Could you quote, word for word, the part of the material that begins with the line containing "Patent image size: (931, 594)." and ends with the line containing "The plane 3- 3 is at (417, 353)."?

*** INPUT DATA

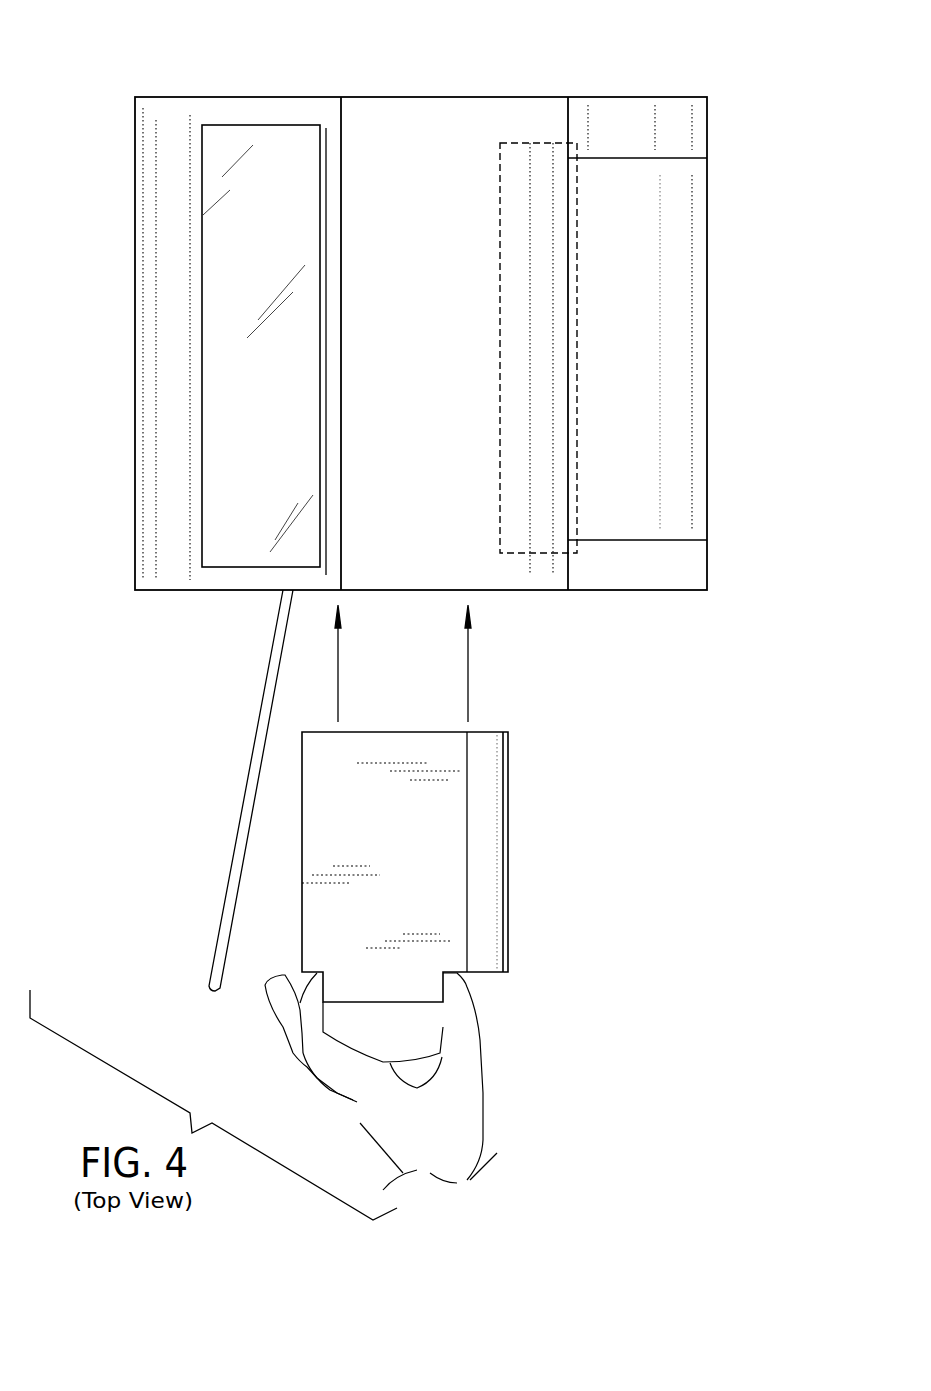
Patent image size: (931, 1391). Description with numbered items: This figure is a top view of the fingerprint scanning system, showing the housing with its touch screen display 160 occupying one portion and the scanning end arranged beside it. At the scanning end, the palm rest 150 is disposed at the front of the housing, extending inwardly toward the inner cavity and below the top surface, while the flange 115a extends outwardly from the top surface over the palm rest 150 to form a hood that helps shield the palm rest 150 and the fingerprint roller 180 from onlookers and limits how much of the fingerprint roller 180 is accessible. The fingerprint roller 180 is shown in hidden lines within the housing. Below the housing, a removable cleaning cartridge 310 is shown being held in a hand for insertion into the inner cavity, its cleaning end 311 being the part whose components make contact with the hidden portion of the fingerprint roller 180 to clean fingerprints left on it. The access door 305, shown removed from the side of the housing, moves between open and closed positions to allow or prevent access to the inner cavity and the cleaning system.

The touch screen display 160 is at (265, 140).
The flange 115a is at (570, 115).
The palm rest 150 is at (687, 300).
The fingerprint roller 180 is at (578, 413).
The access door 305 is at (247, 760).
The cleaning cartridge 310 is at (467, 852).
The cleaning end 311 is at (513, 780).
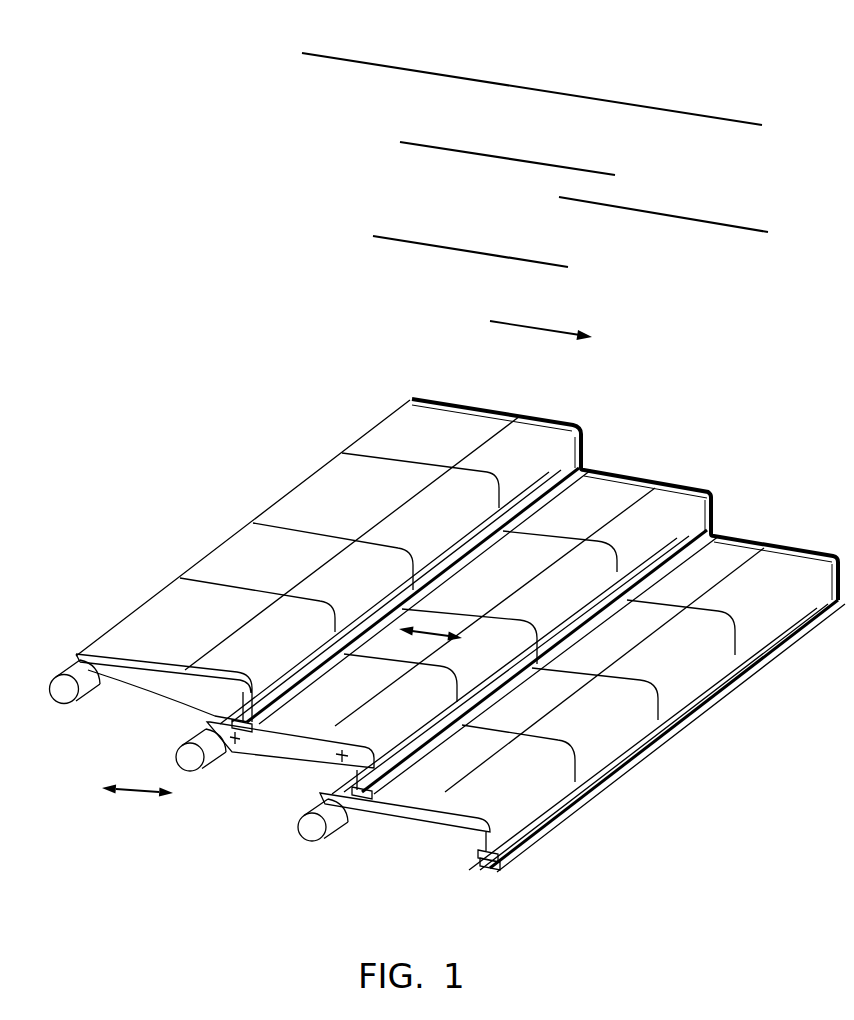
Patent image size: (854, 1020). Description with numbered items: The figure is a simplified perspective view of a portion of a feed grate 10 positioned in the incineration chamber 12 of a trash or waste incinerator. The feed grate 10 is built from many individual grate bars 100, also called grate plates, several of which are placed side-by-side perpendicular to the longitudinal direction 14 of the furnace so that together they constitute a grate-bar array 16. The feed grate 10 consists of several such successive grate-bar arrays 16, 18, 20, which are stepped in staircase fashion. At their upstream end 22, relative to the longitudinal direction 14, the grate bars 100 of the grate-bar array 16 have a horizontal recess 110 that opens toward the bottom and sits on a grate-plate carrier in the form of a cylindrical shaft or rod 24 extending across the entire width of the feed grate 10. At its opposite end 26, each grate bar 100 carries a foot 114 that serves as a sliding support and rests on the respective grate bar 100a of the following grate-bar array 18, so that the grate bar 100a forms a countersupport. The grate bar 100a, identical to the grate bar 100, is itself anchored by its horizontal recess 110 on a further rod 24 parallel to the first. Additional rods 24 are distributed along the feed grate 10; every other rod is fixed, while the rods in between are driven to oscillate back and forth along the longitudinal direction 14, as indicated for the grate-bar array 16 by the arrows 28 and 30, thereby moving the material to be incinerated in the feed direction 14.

The feed grate 10 is at (297, 413).
The incineration chamber 12 is at (408, 112).
The longitudinal direction 14 is at (557, 330).
The grate-bar array 16 is at (141, 558).
The grate-bar array 18 is at (624, 435).
The grate-bar array 20 is at (754, 495).
The upstream end 22 is at (193, 545).
The rod 24 is at (64, 705).
The opposite end 26 is at (367, 580).
The arrow 28 is at (133, 798).
The arrow 30 is at (428, 642).
The grate bar 100 is at (240, 555).
The grate bar 100a is at (505, 628).
The horizontal recess 110 is at (86, 678).
The foot 114 is at (425, 612).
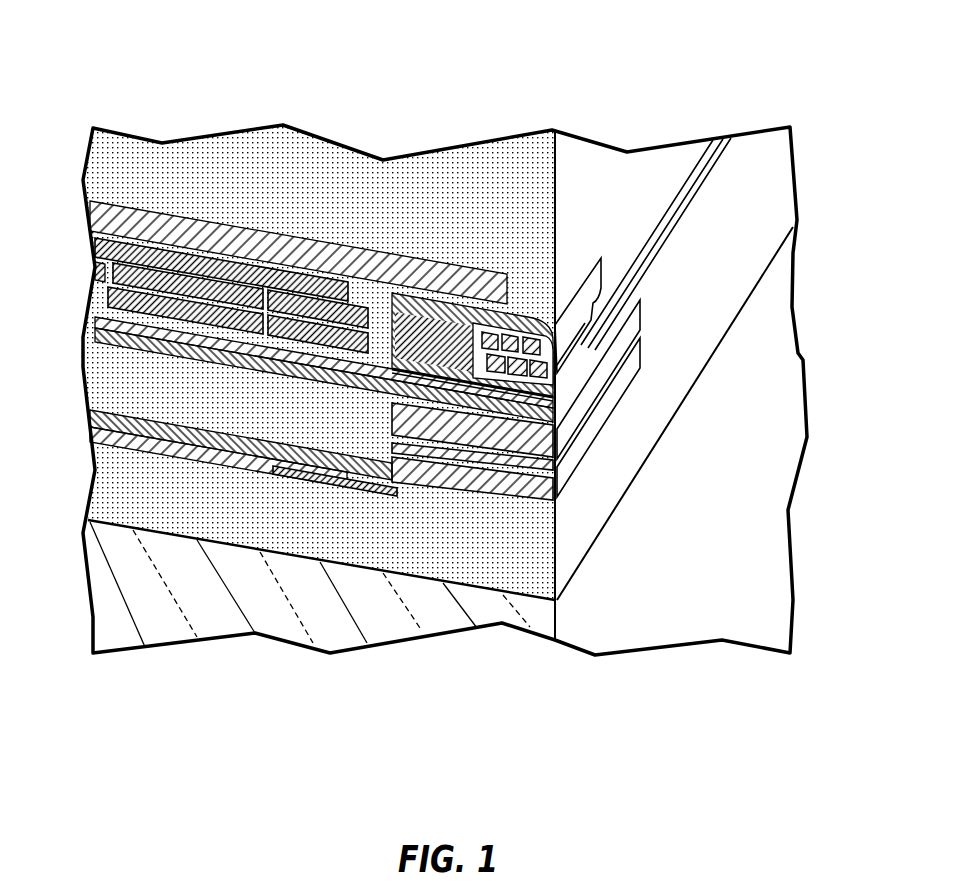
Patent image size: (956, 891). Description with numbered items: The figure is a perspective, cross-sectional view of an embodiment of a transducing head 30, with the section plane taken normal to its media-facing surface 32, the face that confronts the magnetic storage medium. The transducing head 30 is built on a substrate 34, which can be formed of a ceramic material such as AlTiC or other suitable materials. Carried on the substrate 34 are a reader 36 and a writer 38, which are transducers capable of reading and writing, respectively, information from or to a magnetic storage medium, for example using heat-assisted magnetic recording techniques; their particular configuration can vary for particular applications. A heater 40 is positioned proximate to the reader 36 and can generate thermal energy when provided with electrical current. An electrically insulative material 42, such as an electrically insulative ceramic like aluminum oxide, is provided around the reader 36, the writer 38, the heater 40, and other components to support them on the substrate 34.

The transducing head 30 is at (641, 85).
The media-facing surface 32 is at (722, 563).
The substrate 34 is at (165, 623).
The reader 36 is at (562, 468).
The writer 38 is at (595, 318).
The heater 40 is at (347, 478).
The electrically insulative material 42 is at (110, 375).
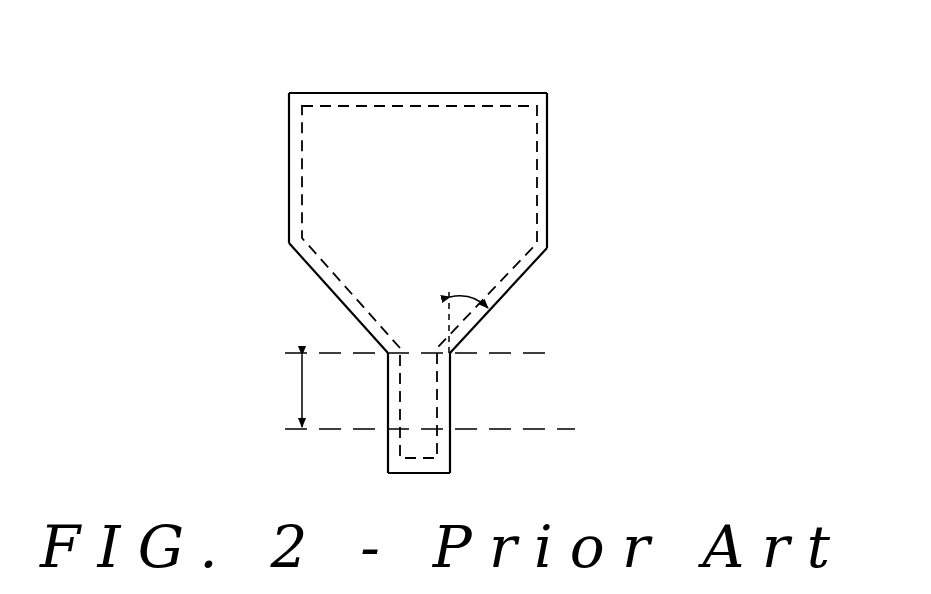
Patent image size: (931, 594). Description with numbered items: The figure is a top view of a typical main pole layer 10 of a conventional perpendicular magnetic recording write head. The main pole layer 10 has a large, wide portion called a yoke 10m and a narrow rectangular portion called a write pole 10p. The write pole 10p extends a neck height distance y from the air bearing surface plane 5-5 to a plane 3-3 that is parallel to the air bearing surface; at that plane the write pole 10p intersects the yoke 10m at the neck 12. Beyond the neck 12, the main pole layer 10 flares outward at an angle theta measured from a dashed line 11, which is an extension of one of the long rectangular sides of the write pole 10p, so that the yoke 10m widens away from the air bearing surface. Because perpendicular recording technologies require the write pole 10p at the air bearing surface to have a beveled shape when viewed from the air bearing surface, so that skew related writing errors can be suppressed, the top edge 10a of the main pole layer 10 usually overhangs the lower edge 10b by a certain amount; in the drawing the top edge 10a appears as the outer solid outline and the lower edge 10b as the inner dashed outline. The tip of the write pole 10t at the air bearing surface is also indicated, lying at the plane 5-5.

The main pole layer 10 is at (434, 257).
The yoke 10m is at (517, 147).
The lower edge 10b is at (320, 279).
The top edge 10a is at (357, 322).
The write pole 10p is at (410, 390).
The tip / bottom 10t is at (450, 430).
The dashed line 11 is at (451, 305).
The neck 12 is at (456, 351).
The plane 3- 3 is at (417, 353).
The ABS plane 5 is at (430, 429).
The neck height distance y is at (291, 391).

******

*RESPONSE TO THIS EXERCISE:*
Patent image size: (931, 594). Description with numbered items: The figure is a top view of a typical main pole layer 10 of a conventional perpendicular magnetic recording write head. The main pole layer 10 has a large, wide portion called a yoke 10m and a narrow rectangular portion called a write pole 10p. The write pole 10p extends a neck height distance y from the air bearing surface plane 5-5 to a plane 3-3 that is parallel to the air bearing surface; at that plane the write pole 10p intersects the yoke 10m at the neck 12. Beyond the neck 12, the main pole layer 10 flares outward at an angle theta measured from a dashed line 11, which is an extension of one of the long rectangular sides of the write pole 10p, so that the yoke 10m widens away from the air bearing surface. Because perpendicular recording technologies require the write pole 10p at the air bearing surface to have a beveled shape when viewed from the air bearing surface, so that skew related writing errors can be suppressed, the top edge 10a of the main pole layer 10 usually overhangs the lower edge 10b by a certain amount; in the drawing the top edge 10a appears as the outer solid outline and the lower edge 10b as the inner dashed outline. The tip of the write pole 10t at the air bearing surface is also indicated, lying at the plane 5-5.

The main pole layer 10 is at (434, 257).
The yoke 10m is at (517, 147).
The lower edge 10b is at (320, 279).
The top edge 10a is at (357, 322).
The write pole 10p is at (410, 390).
The tip / bottom 10t is at (450, 430).
The dashed line 11 is at (451, 305).
The neck 12 is at (456, 351).
The plane 3- 3 is at (417, 353).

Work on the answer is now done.